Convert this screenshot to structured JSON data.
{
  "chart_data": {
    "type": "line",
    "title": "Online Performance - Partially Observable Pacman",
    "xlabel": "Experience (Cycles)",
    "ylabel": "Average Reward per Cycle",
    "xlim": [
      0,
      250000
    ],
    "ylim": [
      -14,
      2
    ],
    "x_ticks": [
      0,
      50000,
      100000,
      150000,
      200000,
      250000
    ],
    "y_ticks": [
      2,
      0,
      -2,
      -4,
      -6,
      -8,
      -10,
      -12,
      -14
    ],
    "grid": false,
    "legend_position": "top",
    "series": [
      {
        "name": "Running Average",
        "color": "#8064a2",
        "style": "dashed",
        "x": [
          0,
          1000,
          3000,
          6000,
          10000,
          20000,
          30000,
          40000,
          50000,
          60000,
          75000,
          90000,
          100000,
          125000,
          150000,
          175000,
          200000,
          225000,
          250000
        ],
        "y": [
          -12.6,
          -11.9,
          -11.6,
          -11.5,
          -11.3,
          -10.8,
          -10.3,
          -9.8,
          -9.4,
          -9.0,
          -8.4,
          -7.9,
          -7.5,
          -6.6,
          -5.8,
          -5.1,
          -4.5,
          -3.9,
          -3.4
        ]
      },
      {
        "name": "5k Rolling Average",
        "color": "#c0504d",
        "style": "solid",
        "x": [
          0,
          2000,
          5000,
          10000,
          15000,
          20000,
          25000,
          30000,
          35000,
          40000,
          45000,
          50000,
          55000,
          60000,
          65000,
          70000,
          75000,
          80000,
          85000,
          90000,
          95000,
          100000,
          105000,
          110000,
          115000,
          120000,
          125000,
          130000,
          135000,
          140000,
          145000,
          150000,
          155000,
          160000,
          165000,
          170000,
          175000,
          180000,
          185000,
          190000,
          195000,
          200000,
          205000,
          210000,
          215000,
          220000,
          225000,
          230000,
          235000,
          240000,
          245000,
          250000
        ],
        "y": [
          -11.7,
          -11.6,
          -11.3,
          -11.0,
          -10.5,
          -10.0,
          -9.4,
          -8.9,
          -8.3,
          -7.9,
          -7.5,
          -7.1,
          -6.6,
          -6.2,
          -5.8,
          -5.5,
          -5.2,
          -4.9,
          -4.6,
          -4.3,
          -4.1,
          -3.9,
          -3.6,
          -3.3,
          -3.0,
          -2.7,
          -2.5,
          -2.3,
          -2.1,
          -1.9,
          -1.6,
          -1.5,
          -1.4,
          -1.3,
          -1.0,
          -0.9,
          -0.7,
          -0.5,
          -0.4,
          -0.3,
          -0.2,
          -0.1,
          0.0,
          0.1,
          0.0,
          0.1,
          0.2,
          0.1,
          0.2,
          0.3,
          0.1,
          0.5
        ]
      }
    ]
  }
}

Requirement:
Gather all lines where the word "Average" appears.

The completed task:
    "ylabel": "Average Reward per Cycle",
        "name": "Running Average",
        "name": "5k Rolling Average",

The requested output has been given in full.